__SET PROBLEM__: Copy out the complete listing, word for word.

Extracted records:
** START **

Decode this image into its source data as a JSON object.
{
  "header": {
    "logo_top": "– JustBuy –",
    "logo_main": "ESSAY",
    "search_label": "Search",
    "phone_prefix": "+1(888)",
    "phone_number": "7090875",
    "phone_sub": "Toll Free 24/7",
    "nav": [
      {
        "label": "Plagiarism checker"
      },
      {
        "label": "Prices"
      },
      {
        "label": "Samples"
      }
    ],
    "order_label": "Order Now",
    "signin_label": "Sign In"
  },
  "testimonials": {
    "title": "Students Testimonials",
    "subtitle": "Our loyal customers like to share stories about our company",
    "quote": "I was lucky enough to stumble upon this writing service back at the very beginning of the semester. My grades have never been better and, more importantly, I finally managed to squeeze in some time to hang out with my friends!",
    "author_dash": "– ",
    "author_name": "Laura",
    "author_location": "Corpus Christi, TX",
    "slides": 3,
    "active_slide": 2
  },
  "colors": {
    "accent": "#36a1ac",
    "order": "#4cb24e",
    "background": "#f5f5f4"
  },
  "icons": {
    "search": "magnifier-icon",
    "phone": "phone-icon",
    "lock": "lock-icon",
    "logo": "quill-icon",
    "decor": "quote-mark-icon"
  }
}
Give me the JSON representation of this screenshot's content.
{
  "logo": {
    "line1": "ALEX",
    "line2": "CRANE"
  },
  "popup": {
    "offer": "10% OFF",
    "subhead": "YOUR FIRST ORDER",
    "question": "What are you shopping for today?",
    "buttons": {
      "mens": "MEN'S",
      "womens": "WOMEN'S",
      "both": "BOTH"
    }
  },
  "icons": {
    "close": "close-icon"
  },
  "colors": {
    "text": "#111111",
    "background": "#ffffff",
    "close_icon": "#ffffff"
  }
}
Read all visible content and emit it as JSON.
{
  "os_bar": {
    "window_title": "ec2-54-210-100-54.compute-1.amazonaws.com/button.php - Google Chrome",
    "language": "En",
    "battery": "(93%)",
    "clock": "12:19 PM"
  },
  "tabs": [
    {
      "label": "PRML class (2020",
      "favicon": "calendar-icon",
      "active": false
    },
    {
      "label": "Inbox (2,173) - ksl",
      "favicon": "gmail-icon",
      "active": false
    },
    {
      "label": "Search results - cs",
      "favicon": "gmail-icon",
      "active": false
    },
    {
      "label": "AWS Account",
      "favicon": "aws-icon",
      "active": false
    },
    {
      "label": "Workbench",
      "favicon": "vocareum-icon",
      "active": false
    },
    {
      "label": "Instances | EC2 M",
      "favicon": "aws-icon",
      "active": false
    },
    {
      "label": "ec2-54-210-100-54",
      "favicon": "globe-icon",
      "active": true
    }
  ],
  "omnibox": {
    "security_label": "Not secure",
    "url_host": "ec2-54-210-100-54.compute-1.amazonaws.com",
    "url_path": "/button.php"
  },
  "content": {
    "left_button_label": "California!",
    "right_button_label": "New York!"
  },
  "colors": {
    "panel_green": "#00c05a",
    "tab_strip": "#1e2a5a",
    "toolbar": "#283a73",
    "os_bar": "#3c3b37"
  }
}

** END **

__PROBLEM SOLUTION__:
Decode this image into its source data as a JSON object.
{
  "header": {
    "logo_top": "– JustBuy –",
    "logo_main": "ESSAY",
    "search_label": "Search",
    "phone_prefix": "+1(888)",
    "phone_number": "7090875",
    "phone_sub": "Toll Free 24/7",
    "nav": [
      {
        "label": "Plagiarism checker"
      },
      {
        "label": "Prices"
      },
      {
        "label": "Samples"
      }
    ],
    "order_label": "Order Now",
    "signin_label": "Sign In"
  },
  "testimonials": {
    "title": "Students Testimonials",
    "subtitle": "Our loyal customers like to share stories about our company",
    "quote": "I was lucky enough to stumble upon this writing service back at the very beginning of the semester. My grades have never been better and, more importantly, I finally managed to squeeze in some time to hang out with my friends!",
    "author_dash": "– ",
    "author_name": "Laura",
    "author_location": "Corpus Christi, TX",
    "slides": 3,
    "active_slide": 2
  },
  "colors": {
    "accent": "#36a1ac",
    "order": "#4cb24e",
    "background": "#f5f5f4"
  },
  "icons": {
    "search": "magnifier-icon",
    "phone": "phone-icon",
    "lock": "lock-icon",
    "logo": "quill-icon",
    "decor": "quote-mark-icon"
  }
}
Give me the JSON representation of this screenshot's content.
{
  "logo": {
    "line1": "ALEX",
    "line2": "CRANE"
  },
  "popup": {
    "offer": "10% OFF",
    "subhead": "YOUR FIRST ORDER",
    "question": "What are you shopping for today?",
    "buttons": {
      "mens": "MEN'S",
      "womens": "WOMEN'S",
      "both": "BOTH"
    }
  },
  "icons": {
    "close": "close-icon"
  },
  "colors": {
    "text": "#111111",
    "background": "#ffffff",
    "close_icon": "#ffffff"
  }
}
Read all visible content and emit it as JSON.
{
  "os_bar": {
    "window_title": "ec2-54-210-100-54.compute-1.amazonaws.com/button.php - Google Chrome",
    "language": "En",
    "battery": "(93%)",
    "clock": "12:19 PM"
  },
  "tabs": [
    {
      "label": "PRML class (2020",
      "favicon": "calendar-icon",
      "active": false
    },
    {
      "label": "Inbox (2,173) - ksl",
      "favicon": "gmail-icon",
      "active": false
    },
    {
      "label": "Search results - cs",
      "favicon": "gmail-icon",
      "active": false
    },
    {
      "label": "AWS Account",
      "favicon": "aws-icon",
      "active": false
    },
    {
      "label": "Workbench",
      "favicon": "vocareum-icon",
      "active": false
    },
    {
      "label": "Instances | EC2 M",
      "favicon": "aws-icon",
      "active": false
    },
    {
      "label": "ec2-54-210-100-54",
      "favicon": "globe-icon",
      "active": true
    }
  ],
  "omnibox": {
    "security_label": "Not secure",
    "url_host": "ec2-54-210-100-54.compute-1.amazonaws.com",
    "url_path": "/button.php"
  },
  "content": {
    "left_button_label": "California!",
    "right_button_label": "New York!"
  },
  "colors": {
    "panel_green": "#00c05a",
    "tab_strip": "#1e2a5a",
    "toolbar": "#283a73",
    "os_bar": "#3c3b37"
  }
}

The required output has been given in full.